▶ Task prompt
Give the number of lines in this listing that contain "سنٹر", with no other words.

-------- Records provided --------

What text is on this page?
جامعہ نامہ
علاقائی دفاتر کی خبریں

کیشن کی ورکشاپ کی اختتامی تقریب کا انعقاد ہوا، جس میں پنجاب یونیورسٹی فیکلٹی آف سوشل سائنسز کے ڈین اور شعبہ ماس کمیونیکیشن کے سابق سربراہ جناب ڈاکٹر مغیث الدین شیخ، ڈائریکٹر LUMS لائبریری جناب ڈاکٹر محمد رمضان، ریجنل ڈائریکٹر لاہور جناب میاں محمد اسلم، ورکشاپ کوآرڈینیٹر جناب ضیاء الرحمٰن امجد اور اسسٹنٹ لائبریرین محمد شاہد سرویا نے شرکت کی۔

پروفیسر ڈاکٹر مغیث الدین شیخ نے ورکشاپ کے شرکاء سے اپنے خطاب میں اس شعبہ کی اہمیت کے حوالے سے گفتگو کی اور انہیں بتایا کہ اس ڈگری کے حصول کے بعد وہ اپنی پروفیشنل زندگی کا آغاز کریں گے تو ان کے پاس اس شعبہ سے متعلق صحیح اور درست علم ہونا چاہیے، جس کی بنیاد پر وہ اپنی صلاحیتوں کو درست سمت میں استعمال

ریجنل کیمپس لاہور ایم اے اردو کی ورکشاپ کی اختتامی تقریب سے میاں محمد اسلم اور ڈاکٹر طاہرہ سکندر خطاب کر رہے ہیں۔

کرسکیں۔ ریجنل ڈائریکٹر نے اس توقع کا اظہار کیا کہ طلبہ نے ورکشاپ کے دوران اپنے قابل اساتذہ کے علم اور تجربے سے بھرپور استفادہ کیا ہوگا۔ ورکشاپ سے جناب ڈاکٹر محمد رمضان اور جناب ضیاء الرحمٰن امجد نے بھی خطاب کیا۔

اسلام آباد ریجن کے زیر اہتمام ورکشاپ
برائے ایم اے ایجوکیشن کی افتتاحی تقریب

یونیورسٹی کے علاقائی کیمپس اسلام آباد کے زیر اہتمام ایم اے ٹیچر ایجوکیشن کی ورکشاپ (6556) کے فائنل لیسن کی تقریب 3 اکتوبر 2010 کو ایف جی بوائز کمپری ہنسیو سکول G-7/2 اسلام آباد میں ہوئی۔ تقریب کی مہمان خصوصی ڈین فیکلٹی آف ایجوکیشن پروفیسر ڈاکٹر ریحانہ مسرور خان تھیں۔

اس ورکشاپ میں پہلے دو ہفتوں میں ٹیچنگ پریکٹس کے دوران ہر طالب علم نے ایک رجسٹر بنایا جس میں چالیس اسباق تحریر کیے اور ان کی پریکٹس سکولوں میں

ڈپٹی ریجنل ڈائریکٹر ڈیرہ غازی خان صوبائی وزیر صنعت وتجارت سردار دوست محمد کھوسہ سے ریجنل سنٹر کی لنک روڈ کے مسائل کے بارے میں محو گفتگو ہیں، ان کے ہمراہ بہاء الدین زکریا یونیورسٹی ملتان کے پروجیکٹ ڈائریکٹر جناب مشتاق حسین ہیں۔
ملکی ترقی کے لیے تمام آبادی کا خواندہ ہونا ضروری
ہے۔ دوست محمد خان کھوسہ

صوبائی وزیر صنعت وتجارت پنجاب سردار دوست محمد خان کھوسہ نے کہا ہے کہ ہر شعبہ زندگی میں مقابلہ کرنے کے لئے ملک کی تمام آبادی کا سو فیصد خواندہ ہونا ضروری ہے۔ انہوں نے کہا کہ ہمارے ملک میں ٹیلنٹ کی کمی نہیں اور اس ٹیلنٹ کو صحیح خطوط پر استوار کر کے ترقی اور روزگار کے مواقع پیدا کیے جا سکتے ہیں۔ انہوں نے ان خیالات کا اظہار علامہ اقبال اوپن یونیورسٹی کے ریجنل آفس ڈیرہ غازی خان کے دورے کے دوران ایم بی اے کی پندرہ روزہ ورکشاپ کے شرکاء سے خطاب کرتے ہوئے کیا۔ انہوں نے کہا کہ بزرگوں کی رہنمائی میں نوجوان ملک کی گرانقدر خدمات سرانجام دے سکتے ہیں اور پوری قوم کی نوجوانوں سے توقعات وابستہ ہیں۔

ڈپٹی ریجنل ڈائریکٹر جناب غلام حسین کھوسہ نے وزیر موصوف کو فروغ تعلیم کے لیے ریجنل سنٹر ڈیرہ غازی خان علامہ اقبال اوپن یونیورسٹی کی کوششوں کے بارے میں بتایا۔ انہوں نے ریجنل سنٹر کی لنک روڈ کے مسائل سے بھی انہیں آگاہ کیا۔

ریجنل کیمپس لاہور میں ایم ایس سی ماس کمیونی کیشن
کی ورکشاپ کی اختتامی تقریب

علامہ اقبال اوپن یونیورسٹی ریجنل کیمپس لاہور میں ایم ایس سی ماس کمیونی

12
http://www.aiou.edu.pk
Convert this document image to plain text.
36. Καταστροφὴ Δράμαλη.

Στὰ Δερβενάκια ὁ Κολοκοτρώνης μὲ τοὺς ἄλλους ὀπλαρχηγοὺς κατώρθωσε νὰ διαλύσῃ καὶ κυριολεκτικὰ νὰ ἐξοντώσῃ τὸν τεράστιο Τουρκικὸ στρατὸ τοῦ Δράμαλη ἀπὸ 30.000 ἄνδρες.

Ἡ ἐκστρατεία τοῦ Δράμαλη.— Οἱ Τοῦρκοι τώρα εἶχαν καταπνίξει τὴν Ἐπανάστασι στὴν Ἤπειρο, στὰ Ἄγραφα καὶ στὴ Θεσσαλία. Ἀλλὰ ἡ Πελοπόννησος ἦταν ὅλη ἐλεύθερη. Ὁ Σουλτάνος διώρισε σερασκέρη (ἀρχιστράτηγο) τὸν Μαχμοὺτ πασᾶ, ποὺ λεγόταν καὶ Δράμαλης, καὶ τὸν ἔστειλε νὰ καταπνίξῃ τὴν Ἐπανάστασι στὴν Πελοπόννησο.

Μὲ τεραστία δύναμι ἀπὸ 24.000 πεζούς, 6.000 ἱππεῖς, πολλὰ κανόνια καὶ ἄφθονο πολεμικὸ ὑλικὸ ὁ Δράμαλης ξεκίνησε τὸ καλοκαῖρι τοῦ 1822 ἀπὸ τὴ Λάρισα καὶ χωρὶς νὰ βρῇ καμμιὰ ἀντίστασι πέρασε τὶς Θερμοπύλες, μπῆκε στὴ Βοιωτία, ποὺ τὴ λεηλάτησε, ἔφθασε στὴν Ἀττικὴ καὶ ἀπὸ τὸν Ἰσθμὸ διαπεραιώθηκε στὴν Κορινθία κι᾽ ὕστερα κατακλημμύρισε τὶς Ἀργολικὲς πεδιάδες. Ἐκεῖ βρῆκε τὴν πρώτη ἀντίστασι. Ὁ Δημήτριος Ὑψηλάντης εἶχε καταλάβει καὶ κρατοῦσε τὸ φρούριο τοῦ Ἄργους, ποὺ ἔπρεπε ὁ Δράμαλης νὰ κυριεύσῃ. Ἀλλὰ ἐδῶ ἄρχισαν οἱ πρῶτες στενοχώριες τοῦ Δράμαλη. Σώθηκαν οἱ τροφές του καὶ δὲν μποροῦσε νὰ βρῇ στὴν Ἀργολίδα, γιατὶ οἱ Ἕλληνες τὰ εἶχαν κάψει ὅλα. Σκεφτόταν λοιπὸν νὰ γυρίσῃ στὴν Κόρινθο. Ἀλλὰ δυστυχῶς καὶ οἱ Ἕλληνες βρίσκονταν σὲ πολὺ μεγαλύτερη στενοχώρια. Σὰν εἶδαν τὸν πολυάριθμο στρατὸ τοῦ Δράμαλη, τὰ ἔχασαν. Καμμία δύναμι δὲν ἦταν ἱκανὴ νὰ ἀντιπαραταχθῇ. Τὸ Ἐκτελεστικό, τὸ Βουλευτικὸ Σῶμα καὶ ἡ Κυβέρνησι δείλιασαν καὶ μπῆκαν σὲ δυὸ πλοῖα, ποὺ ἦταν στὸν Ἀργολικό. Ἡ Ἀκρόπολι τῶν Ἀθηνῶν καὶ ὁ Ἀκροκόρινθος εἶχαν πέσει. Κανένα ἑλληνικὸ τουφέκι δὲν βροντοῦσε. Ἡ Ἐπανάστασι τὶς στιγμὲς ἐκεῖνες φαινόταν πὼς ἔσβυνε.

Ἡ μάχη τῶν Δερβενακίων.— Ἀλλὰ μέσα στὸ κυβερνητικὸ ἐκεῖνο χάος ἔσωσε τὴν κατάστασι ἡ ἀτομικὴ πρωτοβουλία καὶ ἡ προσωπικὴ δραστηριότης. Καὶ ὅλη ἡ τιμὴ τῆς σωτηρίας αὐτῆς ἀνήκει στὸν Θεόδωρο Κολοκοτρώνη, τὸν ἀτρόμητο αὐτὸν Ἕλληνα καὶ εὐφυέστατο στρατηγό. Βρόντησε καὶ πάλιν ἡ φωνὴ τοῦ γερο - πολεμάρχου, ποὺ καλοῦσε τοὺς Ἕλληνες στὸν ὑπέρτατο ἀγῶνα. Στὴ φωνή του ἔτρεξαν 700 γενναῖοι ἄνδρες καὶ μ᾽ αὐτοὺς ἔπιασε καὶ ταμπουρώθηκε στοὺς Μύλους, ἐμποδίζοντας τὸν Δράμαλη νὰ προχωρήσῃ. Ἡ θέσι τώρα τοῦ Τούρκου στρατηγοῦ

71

--------

▶ The completed task
2